> [Prompt]:
Provide only the number of lines in the listing that contain the string "Никитина".

> [Entries taken from a collection]:

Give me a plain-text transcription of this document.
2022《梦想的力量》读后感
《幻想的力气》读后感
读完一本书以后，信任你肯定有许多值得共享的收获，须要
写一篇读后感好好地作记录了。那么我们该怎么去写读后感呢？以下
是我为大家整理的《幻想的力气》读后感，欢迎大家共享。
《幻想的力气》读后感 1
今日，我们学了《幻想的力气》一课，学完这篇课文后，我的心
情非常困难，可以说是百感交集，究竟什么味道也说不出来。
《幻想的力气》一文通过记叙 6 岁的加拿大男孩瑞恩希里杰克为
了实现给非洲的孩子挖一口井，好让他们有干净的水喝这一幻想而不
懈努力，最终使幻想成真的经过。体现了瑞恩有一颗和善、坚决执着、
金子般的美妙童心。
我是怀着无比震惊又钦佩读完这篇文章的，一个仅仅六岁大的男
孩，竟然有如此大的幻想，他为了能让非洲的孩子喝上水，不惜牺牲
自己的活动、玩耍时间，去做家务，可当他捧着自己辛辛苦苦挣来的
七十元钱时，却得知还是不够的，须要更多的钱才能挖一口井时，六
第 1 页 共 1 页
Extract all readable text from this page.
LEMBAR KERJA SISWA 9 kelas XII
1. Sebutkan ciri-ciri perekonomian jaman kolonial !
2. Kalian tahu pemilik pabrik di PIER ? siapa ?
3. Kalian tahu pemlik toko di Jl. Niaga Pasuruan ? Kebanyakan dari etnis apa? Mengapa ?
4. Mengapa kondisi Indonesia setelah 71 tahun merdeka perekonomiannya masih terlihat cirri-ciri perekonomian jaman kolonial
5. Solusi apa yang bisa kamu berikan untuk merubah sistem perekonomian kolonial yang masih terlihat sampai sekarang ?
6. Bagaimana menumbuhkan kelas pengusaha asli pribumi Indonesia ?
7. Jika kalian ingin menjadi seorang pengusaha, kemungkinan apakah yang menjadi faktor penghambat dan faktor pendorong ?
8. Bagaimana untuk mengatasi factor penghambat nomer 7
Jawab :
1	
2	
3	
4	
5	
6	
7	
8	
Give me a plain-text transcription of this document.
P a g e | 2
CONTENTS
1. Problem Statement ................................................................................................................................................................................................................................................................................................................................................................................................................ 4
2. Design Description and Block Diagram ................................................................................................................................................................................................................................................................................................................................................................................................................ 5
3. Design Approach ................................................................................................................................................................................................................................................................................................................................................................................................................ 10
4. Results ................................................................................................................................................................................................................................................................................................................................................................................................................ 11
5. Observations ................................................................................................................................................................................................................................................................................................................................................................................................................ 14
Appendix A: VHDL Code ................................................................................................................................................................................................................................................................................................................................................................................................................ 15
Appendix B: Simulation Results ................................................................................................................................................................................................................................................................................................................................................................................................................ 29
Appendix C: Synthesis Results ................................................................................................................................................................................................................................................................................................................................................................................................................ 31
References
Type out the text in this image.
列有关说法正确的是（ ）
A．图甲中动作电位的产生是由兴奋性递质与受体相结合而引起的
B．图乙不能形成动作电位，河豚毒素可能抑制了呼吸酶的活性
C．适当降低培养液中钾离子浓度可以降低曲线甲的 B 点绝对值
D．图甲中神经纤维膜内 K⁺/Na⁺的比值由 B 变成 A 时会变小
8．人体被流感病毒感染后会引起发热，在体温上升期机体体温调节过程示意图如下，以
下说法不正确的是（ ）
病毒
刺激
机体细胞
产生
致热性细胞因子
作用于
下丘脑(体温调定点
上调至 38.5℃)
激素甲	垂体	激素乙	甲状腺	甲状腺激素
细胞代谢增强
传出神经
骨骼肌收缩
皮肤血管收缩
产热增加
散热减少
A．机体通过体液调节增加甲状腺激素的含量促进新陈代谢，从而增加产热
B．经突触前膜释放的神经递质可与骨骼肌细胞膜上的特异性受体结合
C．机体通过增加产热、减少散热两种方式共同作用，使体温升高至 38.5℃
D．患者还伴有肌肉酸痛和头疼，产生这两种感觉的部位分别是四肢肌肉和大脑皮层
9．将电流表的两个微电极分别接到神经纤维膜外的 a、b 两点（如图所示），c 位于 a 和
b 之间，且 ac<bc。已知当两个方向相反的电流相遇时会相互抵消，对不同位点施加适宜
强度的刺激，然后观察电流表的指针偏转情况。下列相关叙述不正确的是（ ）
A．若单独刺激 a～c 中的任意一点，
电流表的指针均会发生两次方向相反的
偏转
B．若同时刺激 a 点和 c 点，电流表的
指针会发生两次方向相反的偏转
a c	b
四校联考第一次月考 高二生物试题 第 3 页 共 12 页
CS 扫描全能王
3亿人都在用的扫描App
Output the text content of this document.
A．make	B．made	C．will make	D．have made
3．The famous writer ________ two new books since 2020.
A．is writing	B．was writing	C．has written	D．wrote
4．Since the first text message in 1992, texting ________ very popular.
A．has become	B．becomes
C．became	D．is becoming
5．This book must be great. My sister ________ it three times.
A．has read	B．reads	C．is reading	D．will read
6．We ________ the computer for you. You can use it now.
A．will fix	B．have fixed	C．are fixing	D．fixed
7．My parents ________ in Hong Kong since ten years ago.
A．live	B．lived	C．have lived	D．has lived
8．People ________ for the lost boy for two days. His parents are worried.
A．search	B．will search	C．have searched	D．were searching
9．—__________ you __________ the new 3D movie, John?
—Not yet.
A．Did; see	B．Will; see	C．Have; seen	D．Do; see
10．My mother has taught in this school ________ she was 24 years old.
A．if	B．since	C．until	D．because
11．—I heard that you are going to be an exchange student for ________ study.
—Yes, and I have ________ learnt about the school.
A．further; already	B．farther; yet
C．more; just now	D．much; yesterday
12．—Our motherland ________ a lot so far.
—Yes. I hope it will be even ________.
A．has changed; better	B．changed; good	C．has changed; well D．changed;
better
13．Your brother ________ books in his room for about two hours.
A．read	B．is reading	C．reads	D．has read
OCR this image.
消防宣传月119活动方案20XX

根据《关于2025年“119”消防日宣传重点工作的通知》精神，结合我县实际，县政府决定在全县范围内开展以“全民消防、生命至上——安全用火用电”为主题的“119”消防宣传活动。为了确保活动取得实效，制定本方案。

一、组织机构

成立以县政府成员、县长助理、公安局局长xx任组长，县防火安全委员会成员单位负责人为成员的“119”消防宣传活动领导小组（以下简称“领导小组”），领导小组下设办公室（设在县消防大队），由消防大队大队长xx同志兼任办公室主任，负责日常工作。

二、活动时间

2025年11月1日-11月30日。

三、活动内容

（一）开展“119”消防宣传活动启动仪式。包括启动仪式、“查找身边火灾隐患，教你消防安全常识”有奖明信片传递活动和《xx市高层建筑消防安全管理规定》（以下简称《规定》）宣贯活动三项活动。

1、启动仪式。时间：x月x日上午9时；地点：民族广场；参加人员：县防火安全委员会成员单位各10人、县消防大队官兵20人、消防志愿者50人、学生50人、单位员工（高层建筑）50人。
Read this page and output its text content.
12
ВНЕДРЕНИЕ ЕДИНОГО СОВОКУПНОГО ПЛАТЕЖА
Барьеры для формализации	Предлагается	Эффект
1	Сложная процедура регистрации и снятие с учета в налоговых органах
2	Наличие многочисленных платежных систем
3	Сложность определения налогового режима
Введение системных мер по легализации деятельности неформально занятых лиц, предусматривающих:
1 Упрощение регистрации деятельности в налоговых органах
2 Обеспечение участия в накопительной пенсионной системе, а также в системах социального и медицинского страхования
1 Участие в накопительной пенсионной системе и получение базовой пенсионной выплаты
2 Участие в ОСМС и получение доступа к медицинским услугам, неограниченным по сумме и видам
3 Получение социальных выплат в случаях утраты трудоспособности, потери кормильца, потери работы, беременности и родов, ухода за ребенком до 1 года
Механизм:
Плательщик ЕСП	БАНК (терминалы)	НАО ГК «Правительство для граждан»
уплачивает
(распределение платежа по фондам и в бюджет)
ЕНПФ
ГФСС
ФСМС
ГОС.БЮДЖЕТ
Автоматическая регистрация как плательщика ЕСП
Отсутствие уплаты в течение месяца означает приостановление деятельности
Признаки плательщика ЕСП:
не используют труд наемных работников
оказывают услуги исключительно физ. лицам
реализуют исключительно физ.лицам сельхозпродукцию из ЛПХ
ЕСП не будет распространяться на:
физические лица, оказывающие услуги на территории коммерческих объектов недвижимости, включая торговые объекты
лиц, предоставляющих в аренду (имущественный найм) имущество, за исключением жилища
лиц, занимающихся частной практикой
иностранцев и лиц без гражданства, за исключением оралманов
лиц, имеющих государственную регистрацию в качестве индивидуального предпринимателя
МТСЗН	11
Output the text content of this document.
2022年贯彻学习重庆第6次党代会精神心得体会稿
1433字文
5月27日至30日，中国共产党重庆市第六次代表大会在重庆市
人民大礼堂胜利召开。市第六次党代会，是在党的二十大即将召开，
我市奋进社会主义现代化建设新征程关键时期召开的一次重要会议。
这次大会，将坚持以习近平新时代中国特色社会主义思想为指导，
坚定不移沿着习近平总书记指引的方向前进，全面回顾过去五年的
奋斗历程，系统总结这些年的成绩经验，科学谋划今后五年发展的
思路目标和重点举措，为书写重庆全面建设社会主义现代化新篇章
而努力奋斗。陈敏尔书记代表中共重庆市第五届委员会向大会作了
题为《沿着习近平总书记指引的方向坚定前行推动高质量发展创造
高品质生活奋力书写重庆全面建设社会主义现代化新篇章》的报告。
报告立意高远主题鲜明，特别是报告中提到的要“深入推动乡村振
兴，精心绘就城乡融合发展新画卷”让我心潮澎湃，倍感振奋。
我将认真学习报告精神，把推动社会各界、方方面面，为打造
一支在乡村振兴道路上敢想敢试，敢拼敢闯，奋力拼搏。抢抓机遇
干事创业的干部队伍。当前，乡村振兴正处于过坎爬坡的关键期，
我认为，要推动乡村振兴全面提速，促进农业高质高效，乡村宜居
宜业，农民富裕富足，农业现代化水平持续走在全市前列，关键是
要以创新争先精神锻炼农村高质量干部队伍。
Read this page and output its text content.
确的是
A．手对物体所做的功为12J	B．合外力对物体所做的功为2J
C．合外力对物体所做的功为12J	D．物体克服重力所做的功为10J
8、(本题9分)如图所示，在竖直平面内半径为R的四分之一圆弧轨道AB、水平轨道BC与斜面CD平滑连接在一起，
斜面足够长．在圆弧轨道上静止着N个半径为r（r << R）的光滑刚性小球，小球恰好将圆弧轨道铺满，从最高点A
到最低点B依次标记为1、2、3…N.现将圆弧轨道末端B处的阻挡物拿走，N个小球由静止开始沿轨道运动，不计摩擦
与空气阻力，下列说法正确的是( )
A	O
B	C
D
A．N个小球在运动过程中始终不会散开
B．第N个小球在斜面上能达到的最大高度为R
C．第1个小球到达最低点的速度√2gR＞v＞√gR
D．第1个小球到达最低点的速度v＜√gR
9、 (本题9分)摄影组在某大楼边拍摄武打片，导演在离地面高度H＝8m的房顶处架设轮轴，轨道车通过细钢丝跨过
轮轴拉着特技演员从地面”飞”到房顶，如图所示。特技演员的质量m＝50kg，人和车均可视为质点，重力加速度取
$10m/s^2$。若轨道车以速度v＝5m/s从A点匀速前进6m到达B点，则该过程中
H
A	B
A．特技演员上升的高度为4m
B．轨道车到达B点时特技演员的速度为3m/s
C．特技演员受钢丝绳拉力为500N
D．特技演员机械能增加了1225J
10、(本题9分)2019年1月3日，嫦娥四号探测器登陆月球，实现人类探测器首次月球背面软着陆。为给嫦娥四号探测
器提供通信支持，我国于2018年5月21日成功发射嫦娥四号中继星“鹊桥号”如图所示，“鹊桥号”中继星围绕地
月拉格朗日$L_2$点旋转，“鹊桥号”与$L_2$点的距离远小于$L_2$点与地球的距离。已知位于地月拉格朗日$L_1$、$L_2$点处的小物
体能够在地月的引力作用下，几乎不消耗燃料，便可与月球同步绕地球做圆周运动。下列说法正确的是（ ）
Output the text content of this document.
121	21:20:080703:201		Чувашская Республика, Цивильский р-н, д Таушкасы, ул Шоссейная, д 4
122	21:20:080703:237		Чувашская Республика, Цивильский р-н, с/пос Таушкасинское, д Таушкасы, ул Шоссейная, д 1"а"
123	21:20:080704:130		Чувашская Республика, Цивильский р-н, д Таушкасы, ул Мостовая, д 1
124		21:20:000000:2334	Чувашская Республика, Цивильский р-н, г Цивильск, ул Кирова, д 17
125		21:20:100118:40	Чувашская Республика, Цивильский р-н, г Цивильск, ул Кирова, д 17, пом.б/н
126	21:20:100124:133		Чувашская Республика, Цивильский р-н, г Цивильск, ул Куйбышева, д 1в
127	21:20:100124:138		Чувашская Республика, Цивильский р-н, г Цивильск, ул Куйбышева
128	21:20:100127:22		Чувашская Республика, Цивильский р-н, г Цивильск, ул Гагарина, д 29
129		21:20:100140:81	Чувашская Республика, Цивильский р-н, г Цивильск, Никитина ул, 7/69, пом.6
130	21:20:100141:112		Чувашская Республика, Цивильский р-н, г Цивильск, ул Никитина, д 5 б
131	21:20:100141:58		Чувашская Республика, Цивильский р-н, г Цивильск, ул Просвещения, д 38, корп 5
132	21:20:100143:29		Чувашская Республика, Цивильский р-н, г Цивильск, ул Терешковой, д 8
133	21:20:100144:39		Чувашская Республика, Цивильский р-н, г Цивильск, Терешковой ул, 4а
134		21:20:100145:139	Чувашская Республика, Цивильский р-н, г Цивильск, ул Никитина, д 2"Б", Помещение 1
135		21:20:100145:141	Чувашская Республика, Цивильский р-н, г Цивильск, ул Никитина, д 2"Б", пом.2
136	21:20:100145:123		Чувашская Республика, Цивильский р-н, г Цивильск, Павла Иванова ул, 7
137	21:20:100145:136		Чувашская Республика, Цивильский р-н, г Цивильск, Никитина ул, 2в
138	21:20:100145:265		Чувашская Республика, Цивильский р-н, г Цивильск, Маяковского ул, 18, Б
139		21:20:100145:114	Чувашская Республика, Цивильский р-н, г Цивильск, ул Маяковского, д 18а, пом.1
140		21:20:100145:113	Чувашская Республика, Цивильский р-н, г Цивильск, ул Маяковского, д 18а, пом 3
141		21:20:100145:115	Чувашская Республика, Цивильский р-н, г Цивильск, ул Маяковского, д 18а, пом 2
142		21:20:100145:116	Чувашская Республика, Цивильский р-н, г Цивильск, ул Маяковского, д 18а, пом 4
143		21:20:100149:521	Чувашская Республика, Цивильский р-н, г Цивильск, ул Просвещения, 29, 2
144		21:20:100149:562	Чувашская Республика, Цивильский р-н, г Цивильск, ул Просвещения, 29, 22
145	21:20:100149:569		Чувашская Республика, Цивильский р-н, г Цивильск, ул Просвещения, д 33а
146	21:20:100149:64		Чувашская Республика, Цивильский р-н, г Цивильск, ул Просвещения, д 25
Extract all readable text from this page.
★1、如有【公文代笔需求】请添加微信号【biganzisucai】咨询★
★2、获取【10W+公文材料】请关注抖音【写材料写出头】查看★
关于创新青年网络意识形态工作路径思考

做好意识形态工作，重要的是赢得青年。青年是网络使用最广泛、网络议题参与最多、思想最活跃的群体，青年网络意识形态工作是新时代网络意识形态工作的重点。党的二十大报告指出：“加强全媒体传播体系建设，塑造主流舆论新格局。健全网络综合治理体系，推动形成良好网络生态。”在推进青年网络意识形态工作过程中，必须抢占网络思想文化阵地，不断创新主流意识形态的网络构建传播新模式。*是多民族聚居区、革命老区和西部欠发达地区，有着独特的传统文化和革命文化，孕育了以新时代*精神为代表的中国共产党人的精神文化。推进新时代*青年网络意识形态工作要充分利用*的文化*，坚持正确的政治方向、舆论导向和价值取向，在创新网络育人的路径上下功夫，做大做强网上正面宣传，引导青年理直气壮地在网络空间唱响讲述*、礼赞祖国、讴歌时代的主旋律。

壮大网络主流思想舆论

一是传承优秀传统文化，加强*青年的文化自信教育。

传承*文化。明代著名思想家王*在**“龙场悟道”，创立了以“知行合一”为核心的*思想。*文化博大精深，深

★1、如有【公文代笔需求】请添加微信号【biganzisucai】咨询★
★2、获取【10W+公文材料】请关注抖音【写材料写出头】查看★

> [Expected output]:
5